Trecho do texto:
------------------------------------------------------------
Rio de Choques e contrastes


O principal assunto na cidade do Rio continua sendo o "Choque de Ordem" promovido pela gestão Eduardo Paes. Não há um dia sequer sem grandiosas notícias de suas ações em diversos pontos de nosso município. As opiniões se dividem entre aprovação, desconfiança e total repúdio, e são o assunto do momento na mídia, nas ruas, nos lares e nos bares. Já apresentei anteriormente algumas questões que me afligiam. Bem, não creio que elas estejam perto de serem respondidas e outras já afloram.

Qual a situação dos abrigos? A verdadeira? Fonte fidedigna ligada à Secretaria Municipal de Assitência Social revelou-me que não há estrutura para atender à população. E não somente à de rua. O trabalho é realizado de maneira descontínua e poucos resultados poderá promover a curto, médio ou longo prazo.

O que me fez lembrar o caso de L. e Pretinha, amplamente explorado pela mídia e que comoveu muitas pessoas, dentro e fora do feudo municipal. Eu mesma fiquei penalizada, mas seja por força da profissão, seja por ser uma pessoa questionadora, ou mesmo pela união de ambos, acalmei minhas emoções e passei a refletir mais profundamente sobre o assunto e seus desdobramentos.

Para os que não acompanharam - se é que há esta pessoa - no dia 05 de janeiro durante uma operação do Choque de Ordem na Praça Saens Pena, o menino L., de 14 anos foi recolhido pelos agentes e levado para um abrigo. A resistência dele e de sua cadela Pretinha em aceitar a separação forçada foi manchete no dia seguinte. No dia 09 de janeiro, o jornal O Dia online publicou a matéria "Cadê Pretinha e seu dono?" onde relatava a mobilização de moradores da região para encontrar a cadela, confeccionando cartazes e pedindo a colaboração da população. A presidente da Comissão de Proteção aos Animais da OAB/ Cabo Frio-RJ, Bernadete Moog, divulgou nota de repúdio contra o tratamento dispensado a Pretinha e seu dono. A presidente da SUIPA, Izabel Nascimento, se comprometeu a cuidar no animal, afirmando que se ficasse comprovado que se tratava de Pretinha a entidade iria castrar, vacinar e instalar um chip gratuitamente. Na mesma matéria o Secretário da Ordem Pública, Rodrigo Bethlem, prometeu promover o encontro entre os dois,mas o paradeiro do menino já era desconhecido. Eis um primeiro desconforto. Nem uma semana se passara e o sistema já havia perdido o menino? Depois de todo o aparato para recolhe-lo? E os demais recolhidos na mesma operação? Quais seriam suas histórias? Onde estarão agora?
------------------------------------------------------------
Registros de dados:
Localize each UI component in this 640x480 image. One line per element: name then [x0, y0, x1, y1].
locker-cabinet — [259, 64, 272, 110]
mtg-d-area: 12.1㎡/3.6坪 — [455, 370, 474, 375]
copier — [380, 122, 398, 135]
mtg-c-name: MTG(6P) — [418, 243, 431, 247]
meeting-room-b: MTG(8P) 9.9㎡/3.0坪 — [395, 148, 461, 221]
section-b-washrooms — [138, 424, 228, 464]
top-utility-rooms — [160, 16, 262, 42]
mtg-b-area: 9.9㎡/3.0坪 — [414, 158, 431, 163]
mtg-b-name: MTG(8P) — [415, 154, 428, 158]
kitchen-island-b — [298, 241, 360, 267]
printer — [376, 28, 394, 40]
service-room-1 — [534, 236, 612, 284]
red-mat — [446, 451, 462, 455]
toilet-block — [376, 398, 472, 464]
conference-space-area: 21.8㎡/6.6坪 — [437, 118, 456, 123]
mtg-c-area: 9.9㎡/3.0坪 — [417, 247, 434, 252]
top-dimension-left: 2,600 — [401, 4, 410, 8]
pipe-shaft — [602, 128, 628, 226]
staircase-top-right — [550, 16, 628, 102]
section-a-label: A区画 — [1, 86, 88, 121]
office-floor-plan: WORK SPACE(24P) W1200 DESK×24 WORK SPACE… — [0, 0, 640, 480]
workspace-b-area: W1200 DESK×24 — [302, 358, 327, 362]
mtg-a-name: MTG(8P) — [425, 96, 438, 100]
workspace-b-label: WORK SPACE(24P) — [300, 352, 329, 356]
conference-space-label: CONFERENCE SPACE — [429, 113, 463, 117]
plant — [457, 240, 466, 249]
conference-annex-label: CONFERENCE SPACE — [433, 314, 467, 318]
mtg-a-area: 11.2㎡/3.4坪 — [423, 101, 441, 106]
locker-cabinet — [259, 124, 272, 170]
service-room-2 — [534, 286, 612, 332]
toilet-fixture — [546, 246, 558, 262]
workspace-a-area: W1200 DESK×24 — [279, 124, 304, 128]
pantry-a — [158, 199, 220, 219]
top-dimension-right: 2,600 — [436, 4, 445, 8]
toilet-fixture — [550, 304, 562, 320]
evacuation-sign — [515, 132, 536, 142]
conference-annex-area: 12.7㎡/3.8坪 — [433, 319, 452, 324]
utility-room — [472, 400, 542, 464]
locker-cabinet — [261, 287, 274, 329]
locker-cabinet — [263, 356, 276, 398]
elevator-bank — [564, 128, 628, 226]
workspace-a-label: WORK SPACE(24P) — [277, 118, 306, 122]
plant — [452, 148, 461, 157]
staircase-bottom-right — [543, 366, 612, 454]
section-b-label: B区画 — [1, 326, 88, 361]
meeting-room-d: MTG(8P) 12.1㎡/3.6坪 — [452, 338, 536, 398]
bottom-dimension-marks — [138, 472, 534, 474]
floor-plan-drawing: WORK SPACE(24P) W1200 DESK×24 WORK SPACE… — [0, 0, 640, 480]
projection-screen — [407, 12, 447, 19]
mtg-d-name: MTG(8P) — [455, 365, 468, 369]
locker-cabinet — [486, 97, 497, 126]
------------------------------------------------------------
Seu objetivo: Por favor, dê seguimento ao texto sobre o Choque de Ordem no Rio a partir de onde ele para. Os registros são um material separado do texto.

Resposta da tarefa:
No dia seguite, L. e Pretinha foram encontrados juntos nas proximidades do Morro da Mangueira. O menino contou que fugiu no mesmo dia que foi recolhido, após tomar banho e jantar, e voltou andando até a Tijuca para resgatar sua amiga canina que o esperava escondida no mesmo lugar onde foram separados. Depois a dupla seguiu para a Mangueira temendo a volta dos agentes da prefeitura. Apesar dele afirmar que a família mora na Mangueira, um levantamento divulgado pela Secretaria Municipal de Assitência Social dizia que ele era oriundo de Costa Barros e que seu nome verdadeiro não é o mesmo que ele costuma dar quando é recolhido. O Secretário de Assistência Social, Fernando Willian, reafirmou o conhecido discurso de que as pessoas deixam os abrigos porque não aceitam as regras, horários e normas de higiene e "preferem a liberdade das ruas". Se os acolhidos não são obrigados a permanecer nos abrigos, então porque levá-los a força para lá? Não seria um certo desperdício de dinheiro e esforço?

Poucos dias depois, em 13 de janeiro, o Secretário Municipal de Esportes e Lazer, Chiquinho da Mangueira, anunciou uma série de benefícios oferecidos ao menino através da Vila Olímpica da Mangueira. A notícia afirma que a família dele mora na Favela da Mangueira, onde ele é conhecido por todos. Então quem é o menino de Costa Barros? Como são feitos esses levantamentos da Secretaria Municipal de Assistência Social?Fica a impresão de que estas ações são meras falácias para pautar a mídia. Grandiosas e impactantes em um breve momento, mas equivocadas, infrutíferas e descontínuas.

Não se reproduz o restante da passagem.